** Begin Material for the task **
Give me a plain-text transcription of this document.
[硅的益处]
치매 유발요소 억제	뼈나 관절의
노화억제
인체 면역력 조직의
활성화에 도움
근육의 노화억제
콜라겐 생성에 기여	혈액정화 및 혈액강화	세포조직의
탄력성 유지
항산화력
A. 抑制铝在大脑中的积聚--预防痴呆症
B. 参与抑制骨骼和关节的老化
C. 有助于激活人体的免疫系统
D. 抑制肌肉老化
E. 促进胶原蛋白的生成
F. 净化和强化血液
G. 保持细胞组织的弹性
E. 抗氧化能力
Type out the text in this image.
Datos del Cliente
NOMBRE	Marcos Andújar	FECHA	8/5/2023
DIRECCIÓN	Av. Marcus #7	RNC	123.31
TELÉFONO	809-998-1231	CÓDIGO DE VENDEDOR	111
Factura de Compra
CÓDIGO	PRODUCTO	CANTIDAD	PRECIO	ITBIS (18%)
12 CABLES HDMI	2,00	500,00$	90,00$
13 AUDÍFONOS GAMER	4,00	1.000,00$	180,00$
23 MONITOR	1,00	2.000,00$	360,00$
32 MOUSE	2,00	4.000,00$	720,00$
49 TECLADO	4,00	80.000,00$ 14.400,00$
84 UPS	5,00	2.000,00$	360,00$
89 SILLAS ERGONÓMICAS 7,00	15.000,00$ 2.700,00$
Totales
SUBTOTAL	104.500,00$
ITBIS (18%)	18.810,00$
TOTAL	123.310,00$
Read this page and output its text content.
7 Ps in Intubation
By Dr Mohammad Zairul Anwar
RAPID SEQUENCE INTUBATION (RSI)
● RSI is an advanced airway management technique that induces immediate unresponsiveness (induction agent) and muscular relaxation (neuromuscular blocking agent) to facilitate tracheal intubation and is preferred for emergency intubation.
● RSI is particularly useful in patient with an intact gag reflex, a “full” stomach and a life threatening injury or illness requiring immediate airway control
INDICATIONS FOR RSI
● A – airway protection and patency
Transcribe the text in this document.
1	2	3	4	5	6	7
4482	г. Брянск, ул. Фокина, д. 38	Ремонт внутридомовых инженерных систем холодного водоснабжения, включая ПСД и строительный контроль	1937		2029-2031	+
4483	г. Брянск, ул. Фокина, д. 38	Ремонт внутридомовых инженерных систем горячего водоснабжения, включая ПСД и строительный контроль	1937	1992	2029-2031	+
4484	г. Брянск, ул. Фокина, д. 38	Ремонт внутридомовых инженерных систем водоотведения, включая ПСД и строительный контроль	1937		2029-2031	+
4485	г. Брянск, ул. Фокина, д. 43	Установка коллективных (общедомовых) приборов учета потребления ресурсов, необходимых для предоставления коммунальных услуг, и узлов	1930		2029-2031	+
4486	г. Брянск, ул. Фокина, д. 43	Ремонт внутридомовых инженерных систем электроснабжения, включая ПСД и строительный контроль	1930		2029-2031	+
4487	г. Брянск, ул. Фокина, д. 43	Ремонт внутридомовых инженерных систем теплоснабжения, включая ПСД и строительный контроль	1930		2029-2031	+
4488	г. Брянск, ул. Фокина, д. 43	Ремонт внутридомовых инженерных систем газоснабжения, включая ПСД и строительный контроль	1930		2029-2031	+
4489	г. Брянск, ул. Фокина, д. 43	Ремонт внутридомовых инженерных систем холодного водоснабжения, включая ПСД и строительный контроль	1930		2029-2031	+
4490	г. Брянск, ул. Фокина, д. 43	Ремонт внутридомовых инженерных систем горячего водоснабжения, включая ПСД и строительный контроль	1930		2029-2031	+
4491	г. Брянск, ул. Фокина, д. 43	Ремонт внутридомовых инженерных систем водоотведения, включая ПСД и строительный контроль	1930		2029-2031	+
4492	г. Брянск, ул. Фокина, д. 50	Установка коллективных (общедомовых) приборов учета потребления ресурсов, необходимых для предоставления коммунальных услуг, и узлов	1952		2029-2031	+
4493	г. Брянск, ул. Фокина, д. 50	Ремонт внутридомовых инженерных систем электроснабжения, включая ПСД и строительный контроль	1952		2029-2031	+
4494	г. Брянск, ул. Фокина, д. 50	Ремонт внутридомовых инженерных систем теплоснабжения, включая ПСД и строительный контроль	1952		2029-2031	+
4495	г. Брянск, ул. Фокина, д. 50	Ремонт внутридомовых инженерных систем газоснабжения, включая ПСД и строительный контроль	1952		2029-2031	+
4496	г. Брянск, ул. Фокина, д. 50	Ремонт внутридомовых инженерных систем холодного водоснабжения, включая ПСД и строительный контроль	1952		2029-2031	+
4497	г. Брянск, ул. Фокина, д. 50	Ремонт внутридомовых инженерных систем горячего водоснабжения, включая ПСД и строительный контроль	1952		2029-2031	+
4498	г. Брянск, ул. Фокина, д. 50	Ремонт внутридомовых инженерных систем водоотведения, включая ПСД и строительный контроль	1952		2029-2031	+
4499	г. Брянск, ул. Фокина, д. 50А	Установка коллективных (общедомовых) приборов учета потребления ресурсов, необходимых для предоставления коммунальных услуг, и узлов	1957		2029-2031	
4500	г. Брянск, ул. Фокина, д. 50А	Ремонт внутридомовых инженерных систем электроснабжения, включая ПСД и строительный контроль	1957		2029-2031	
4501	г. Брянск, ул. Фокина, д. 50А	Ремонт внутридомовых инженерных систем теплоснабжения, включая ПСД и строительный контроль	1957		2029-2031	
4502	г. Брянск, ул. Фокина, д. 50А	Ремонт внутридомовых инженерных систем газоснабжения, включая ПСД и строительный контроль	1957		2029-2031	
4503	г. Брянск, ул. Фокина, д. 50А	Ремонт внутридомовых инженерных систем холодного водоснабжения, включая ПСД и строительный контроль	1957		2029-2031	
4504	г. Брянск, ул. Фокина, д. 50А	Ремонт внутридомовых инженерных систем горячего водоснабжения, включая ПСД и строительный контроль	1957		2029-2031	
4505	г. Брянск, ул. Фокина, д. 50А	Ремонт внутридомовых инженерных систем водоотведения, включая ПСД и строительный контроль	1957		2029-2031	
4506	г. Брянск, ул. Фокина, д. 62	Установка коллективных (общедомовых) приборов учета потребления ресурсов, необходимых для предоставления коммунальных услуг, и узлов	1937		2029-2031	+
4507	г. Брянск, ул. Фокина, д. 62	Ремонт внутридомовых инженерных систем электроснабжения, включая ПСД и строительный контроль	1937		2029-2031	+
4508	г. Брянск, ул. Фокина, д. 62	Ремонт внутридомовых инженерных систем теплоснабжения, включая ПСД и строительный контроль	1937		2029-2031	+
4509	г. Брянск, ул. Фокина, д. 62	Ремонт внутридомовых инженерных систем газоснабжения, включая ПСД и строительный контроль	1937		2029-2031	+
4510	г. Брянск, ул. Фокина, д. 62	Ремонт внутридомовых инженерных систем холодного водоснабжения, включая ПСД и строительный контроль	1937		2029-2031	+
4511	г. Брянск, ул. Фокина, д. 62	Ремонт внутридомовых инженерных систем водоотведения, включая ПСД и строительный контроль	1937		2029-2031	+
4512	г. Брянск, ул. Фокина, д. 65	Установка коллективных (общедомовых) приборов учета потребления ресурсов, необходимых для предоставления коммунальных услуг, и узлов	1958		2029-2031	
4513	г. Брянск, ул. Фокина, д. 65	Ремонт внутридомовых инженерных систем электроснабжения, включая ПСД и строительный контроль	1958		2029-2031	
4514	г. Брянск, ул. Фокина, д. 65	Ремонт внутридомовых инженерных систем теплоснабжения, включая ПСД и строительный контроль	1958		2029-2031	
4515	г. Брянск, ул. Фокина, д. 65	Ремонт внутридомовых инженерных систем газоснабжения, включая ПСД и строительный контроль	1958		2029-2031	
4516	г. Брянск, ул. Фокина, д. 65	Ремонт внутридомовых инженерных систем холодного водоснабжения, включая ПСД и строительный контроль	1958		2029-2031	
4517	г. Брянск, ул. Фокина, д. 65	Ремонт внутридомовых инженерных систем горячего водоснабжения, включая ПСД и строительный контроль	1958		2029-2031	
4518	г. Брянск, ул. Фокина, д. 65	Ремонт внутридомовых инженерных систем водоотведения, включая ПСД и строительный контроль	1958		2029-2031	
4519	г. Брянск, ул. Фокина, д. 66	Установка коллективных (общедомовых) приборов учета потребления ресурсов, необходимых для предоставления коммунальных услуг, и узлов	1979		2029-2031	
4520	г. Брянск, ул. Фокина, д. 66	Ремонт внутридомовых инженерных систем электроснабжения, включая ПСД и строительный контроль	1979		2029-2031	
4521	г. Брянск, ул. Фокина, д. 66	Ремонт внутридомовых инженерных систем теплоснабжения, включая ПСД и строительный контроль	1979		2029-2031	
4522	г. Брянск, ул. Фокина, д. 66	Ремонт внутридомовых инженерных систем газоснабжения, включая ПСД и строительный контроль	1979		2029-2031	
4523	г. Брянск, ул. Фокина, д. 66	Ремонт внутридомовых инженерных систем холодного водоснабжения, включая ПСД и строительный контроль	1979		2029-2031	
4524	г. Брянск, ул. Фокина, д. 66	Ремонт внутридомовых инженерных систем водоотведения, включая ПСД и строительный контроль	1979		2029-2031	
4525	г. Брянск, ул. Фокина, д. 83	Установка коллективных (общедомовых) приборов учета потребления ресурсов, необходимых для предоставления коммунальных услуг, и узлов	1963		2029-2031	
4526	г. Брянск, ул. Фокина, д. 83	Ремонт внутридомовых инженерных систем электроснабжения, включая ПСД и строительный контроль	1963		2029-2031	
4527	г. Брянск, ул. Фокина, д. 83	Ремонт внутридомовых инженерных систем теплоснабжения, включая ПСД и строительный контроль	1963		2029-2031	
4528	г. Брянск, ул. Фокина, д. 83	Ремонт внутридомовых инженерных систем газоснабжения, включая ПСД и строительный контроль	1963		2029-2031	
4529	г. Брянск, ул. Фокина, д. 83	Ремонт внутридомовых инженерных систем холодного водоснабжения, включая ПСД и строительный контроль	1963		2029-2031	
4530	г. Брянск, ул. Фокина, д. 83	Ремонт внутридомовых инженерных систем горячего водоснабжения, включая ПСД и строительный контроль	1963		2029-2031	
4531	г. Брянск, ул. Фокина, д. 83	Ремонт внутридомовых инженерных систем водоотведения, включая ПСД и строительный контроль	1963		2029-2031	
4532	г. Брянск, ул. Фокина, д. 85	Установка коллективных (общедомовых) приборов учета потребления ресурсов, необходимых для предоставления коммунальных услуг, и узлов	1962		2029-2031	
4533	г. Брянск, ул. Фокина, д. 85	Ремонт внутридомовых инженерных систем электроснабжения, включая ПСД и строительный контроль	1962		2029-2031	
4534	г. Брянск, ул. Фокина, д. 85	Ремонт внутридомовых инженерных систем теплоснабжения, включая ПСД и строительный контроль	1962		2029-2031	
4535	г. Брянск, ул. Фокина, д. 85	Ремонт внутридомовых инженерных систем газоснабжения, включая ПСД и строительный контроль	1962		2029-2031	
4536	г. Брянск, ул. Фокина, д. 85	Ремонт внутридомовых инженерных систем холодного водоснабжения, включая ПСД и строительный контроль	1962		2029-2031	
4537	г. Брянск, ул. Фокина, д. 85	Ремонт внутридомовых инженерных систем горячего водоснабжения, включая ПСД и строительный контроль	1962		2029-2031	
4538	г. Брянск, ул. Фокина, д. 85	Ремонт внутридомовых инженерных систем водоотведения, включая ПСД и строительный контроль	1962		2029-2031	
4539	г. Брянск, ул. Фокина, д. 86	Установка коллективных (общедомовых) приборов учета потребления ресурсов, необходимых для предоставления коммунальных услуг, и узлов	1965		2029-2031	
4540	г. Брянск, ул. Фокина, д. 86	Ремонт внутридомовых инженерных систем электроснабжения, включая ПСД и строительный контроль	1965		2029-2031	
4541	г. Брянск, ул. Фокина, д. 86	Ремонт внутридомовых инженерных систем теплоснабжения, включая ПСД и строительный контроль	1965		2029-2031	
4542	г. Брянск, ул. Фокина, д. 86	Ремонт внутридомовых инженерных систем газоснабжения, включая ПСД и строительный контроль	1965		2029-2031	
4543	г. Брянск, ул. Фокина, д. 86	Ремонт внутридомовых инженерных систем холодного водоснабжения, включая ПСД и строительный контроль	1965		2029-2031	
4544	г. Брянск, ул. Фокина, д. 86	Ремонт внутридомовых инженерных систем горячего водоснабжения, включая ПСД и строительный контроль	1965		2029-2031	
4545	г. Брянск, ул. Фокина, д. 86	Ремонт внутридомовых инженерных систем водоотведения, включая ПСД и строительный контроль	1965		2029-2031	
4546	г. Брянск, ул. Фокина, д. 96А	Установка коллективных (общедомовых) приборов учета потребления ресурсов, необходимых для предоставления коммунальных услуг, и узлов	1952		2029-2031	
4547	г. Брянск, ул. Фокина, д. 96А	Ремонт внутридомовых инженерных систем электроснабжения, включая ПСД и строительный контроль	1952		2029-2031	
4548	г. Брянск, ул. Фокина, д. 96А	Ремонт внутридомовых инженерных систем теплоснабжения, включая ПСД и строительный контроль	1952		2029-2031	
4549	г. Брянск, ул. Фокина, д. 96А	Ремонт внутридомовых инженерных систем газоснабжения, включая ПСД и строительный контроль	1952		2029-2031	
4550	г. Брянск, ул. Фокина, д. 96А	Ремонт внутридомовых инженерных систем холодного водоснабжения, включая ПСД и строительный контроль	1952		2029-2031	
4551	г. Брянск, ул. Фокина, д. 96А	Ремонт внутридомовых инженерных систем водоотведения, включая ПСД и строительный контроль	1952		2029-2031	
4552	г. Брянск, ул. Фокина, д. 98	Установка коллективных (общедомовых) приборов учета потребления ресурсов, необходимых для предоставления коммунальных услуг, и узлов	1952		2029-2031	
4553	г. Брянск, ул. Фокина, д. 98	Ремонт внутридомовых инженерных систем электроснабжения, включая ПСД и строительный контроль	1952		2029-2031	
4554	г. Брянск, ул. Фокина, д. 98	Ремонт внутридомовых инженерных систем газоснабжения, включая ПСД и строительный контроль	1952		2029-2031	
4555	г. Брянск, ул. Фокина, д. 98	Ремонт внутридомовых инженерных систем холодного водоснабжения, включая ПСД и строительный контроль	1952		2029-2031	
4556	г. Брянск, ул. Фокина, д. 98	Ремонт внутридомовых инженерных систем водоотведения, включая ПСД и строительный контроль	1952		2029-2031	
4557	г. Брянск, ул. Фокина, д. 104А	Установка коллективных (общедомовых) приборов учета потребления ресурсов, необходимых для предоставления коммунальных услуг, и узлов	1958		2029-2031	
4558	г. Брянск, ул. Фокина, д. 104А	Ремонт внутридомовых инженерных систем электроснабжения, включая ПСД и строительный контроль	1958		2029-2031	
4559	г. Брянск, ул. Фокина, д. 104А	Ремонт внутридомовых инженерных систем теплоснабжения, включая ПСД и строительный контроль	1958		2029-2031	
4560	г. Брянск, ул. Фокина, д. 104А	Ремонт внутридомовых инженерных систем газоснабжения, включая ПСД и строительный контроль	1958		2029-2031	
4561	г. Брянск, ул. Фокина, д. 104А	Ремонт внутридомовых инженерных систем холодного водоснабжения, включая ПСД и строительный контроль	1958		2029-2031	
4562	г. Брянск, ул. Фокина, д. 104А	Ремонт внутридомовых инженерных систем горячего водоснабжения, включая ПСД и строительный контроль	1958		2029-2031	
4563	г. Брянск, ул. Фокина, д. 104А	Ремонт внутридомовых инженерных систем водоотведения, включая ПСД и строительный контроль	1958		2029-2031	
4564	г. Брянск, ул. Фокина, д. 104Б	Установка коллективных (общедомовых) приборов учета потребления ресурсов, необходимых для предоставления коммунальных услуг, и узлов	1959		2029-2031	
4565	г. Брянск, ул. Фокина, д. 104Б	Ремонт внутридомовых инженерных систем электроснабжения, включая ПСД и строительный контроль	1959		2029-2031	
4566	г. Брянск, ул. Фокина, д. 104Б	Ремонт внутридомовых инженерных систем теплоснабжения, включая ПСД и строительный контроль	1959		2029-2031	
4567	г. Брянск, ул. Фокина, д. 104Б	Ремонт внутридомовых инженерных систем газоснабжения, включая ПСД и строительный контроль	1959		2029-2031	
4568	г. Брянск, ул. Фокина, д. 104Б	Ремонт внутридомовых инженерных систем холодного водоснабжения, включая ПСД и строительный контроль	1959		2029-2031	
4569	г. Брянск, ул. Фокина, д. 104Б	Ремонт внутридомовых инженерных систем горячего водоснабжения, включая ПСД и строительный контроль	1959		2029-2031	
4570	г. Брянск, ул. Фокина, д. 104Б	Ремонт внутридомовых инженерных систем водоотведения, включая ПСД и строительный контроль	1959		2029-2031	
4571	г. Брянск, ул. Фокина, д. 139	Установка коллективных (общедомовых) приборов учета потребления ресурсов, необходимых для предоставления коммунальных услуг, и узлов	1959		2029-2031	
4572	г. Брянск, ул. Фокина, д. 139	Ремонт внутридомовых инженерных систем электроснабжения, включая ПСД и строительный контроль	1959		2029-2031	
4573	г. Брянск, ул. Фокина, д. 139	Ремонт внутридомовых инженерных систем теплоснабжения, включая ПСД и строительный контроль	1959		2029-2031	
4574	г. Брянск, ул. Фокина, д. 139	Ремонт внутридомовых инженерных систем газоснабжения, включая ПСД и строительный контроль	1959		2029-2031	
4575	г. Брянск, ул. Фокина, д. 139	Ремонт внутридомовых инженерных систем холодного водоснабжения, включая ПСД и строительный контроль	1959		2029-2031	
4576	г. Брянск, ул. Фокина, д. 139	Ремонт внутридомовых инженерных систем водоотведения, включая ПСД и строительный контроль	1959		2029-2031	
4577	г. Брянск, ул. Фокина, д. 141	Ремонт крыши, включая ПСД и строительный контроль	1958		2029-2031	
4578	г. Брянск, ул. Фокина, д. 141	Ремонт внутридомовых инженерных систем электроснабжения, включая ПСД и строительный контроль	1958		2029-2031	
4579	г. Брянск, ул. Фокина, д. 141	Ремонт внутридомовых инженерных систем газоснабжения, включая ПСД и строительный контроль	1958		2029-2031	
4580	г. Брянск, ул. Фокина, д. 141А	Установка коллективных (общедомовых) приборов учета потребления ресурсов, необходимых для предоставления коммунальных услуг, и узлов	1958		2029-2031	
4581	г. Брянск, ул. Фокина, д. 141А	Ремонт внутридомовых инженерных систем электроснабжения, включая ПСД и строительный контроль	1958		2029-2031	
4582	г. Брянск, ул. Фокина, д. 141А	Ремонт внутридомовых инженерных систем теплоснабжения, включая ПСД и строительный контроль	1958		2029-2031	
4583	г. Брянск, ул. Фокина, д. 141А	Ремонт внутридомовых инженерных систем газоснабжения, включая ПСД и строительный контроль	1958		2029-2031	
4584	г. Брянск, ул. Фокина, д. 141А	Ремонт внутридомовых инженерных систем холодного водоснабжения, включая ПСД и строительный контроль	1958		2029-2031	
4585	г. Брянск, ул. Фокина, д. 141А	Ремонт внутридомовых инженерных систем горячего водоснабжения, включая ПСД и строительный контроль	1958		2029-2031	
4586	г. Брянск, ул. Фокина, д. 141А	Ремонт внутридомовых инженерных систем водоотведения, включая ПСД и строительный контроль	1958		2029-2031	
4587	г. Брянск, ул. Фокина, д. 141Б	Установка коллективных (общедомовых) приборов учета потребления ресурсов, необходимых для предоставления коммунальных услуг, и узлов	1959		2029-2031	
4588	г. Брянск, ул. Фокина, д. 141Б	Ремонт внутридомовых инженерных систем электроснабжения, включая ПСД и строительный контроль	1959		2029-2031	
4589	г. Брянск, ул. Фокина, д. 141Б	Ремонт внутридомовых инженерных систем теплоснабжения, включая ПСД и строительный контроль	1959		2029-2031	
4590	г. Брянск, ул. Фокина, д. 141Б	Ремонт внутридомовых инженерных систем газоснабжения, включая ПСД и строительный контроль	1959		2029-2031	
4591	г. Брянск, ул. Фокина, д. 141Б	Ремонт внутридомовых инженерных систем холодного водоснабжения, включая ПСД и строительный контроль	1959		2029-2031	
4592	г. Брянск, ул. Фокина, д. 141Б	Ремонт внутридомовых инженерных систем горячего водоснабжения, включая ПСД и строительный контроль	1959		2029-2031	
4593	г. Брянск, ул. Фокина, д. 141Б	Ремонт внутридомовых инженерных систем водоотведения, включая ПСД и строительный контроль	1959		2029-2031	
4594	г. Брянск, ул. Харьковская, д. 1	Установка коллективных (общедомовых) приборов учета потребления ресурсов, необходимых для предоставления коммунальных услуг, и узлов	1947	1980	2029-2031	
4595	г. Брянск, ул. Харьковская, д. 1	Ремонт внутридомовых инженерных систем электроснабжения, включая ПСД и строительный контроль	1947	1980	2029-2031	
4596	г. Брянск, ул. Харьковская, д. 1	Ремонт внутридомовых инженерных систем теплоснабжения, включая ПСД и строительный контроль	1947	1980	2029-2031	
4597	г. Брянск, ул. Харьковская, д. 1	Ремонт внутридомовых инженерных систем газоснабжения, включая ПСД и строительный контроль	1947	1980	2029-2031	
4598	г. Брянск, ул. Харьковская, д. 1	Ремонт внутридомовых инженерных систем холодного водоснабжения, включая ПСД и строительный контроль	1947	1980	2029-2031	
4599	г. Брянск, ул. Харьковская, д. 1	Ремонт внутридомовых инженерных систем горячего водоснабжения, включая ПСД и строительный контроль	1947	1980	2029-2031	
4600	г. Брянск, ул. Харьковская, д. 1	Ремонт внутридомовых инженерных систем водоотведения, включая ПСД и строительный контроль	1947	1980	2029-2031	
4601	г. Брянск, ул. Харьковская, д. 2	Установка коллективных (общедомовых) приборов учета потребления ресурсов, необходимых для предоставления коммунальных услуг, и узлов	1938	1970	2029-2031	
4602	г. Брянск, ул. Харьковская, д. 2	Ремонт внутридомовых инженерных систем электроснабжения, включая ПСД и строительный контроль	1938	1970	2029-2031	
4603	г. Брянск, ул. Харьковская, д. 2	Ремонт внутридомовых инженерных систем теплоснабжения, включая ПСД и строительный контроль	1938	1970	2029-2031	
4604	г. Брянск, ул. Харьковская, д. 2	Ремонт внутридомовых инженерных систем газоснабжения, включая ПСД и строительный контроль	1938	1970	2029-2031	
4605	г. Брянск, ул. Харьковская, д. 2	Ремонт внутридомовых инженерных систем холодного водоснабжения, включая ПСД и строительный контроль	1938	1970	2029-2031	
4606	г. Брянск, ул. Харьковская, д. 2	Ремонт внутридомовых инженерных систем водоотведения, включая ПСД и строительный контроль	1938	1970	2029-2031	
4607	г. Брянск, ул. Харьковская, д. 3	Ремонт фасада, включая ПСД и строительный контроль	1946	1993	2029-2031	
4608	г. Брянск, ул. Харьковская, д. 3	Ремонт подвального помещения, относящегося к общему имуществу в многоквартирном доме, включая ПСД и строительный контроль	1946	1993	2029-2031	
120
** End Material for the task **
What the task requires: Return every line from the records above that holds the word "ITBIS".

Finished task:
CÓDIGO	PRODUCTO	CANTIDAD	PRECIO	ITBIS (18%)
ITBIS (18%)	18.810,00$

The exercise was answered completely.